For each line that holds "down", copy the line out.

(Collected data entries)
● ● ● ● ●
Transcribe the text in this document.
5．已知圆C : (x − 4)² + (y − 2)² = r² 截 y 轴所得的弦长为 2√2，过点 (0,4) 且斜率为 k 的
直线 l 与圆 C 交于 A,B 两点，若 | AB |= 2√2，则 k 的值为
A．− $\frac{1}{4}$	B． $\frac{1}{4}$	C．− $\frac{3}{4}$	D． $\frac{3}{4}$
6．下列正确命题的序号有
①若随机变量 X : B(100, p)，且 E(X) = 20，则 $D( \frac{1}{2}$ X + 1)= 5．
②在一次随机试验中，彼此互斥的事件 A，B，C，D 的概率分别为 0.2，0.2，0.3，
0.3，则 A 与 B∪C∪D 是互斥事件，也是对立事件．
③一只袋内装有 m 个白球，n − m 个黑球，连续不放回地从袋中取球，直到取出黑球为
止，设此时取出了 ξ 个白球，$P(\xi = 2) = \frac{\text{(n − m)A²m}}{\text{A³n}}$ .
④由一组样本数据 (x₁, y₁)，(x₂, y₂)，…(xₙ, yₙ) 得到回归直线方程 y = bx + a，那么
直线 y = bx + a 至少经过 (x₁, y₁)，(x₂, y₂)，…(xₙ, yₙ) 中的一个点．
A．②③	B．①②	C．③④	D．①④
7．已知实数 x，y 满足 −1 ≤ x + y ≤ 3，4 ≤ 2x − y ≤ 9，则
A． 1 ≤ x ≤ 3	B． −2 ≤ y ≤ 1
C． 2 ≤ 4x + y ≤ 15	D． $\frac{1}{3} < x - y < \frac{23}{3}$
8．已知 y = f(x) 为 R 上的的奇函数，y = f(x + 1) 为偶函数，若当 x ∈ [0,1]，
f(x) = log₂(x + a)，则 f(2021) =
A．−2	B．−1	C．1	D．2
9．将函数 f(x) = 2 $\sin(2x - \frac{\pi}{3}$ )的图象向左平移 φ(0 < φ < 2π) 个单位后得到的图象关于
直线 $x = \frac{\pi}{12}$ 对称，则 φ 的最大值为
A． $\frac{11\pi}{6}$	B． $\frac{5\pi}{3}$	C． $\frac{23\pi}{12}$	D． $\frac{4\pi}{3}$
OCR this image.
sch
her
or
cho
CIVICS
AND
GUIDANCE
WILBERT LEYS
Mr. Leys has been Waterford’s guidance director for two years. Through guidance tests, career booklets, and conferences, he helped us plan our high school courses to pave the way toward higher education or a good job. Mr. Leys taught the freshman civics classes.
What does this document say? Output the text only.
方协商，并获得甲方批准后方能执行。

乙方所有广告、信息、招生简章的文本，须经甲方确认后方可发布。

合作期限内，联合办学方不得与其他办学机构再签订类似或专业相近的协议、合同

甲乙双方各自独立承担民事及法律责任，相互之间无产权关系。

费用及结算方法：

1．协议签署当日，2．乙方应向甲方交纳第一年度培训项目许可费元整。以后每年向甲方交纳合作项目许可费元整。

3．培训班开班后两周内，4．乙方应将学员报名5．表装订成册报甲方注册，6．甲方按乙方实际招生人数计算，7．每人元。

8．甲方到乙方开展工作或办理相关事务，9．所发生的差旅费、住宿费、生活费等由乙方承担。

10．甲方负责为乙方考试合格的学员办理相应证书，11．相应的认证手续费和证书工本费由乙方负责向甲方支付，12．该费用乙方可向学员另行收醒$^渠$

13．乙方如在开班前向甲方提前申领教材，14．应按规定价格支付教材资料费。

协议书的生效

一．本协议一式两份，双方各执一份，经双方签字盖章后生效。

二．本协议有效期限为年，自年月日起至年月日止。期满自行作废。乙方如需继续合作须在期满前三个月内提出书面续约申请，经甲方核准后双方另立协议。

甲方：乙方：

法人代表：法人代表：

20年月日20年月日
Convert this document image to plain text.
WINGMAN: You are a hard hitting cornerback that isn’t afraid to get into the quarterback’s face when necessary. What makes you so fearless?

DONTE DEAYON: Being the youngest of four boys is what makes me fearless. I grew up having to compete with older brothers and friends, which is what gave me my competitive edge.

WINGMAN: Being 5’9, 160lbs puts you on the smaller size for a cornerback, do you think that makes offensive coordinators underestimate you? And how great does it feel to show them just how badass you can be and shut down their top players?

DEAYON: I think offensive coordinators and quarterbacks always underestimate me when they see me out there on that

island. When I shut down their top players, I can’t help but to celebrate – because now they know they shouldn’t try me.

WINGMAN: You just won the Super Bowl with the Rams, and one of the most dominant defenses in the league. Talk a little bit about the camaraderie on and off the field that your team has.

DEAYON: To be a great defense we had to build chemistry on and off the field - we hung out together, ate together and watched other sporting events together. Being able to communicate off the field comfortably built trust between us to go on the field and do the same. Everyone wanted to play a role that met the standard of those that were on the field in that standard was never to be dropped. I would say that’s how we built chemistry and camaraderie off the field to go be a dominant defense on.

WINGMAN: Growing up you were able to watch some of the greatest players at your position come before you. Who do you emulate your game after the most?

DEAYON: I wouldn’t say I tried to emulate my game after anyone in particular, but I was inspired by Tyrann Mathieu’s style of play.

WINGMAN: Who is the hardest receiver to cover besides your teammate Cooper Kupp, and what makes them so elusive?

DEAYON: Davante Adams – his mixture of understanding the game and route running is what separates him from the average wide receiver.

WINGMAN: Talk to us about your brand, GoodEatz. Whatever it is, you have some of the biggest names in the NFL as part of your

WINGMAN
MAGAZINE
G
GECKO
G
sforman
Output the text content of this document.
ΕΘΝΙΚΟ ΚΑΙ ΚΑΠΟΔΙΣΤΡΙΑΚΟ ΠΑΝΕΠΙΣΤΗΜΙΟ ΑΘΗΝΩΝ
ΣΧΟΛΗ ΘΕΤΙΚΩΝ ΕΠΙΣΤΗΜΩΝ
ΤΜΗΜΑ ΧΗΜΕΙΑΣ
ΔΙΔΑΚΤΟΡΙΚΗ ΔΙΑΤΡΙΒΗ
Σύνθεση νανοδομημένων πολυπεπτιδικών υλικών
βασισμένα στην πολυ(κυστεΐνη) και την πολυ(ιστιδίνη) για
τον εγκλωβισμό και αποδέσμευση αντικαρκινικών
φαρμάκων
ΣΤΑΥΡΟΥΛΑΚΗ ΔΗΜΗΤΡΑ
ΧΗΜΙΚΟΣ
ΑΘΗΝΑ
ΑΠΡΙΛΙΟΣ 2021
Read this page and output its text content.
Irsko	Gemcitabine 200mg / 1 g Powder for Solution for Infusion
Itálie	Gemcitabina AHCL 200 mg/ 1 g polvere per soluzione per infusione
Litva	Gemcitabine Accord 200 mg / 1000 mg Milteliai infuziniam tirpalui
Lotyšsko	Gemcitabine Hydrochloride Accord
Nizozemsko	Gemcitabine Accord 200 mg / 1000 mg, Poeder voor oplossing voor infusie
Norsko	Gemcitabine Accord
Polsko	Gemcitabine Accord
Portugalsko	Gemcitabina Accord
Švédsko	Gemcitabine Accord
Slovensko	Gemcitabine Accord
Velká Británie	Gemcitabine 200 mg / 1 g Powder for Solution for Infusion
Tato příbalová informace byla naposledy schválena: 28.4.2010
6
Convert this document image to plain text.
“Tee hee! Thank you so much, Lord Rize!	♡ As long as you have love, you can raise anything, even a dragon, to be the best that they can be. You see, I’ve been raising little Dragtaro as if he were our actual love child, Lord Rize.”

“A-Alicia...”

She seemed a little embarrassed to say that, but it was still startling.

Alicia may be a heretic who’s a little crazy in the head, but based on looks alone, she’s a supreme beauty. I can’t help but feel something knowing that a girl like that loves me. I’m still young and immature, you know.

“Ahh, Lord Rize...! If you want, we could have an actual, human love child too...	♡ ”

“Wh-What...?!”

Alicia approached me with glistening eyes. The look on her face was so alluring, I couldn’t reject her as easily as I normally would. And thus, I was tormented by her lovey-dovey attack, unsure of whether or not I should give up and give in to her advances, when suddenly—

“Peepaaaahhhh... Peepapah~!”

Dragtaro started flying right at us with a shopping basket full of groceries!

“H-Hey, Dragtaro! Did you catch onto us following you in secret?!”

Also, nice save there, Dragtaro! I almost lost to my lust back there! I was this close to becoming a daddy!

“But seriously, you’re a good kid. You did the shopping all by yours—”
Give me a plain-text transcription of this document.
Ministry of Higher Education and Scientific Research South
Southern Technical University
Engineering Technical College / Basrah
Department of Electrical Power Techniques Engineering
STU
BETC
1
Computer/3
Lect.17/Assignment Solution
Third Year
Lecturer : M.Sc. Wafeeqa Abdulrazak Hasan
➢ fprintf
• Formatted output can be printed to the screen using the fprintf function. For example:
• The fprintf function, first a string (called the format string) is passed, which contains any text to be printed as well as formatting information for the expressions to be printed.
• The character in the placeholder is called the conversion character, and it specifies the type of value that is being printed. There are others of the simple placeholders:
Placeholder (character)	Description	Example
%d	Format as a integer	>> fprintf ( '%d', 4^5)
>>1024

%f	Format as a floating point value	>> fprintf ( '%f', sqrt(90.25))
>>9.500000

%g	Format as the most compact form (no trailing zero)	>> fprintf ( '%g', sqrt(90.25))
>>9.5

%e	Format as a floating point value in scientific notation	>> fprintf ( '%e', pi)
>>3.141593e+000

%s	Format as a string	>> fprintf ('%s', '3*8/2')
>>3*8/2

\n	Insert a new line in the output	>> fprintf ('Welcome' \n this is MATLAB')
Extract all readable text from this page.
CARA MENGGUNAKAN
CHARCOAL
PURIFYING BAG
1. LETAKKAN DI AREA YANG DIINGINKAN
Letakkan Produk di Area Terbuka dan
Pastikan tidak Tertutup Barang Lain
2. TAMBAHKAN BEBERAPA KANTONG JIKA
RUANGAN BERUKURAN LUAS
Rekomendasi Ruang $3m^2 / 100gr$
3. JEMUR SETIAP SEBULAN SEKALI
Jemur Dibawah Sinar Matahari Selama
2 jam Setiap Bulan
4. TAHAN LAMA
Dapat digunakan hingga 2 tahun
● ● ● ● ●
→ Correct response:
WINGMAN: Being 5’9, 160lbs puts you on the smaller size for a cornerback, do you think that makes offensive coordinators underestimate you? And how great does it feel to show them just how badass you can be and shut down their top players?
island. When I shut down their top players, I can’t help but to celebrate – because now they know they shouldn’t try me.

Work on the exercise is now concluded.